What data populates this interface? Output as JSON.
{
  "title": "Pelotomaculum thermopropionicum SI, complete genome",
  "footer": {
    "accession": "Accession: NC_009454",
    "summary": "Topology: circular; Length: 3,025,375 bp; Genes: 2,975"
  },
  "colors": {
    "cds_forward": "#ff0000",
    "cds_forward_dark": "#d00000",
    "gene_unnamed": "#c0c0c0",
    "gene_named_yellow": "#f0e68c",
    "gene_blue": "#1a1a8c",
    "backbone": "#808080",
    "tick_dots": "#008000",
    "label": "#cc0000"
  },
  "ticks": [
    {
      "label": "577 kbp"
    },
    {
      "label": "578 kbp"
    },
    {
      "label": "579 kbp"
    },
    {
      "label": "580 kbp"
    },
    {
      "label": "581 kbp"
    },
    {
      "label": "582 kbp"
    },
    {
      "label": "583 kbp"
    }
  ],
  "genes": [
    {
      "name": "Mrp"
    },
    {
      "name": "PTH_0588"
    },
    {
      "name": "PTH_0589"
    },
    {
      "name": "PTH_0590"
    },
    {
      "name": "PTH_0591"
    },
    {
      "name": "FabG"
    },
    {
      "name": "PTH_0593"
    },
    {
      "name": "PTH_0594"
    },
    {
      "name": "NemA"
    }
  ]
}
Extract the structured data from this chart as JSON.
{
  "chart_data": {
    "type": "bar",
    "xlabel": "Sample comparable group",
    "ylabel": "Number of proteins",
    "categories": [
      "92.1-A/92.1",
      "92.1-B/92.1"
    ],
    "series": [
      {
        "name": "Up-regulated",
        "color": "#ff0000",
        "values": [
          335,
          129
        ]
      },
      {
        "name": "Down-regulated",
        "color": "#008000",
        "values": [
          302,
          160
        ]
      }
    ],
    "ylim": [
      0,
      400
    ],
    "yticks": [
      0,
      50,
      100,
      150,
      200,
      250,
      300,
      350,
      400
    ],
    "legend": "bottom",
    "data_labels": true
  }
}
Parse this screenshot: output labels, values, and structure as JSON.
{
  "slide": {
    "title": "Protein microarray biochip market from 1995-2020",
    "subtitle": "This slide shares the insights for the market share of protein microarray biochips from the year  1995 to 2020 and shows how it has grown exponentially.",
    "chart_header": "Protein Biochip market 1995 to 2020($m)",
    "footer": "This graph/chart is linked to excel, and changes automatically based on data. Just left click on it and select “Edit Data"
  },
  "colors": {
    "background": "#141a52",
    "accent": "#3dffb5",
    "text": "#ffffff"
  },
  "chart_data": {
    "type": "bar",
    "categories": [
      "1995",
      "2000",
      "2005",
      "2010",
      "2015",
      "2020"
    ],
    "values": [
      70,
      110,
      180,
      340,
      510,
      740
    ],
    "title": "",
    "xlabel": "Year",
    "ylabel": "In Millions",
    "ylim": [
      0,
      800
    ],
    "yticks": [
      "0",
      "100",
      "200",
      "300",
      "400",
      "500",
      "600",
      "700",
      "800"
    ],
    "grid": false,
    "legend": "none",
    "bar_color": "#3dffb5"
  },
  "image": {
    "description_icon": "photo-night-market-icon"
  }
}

* * * * *

▸ **Work item**
Reading through the preceding records, tally each line that holds the word "xlabel" and give the tally by itself.

▸ **Answer area**
2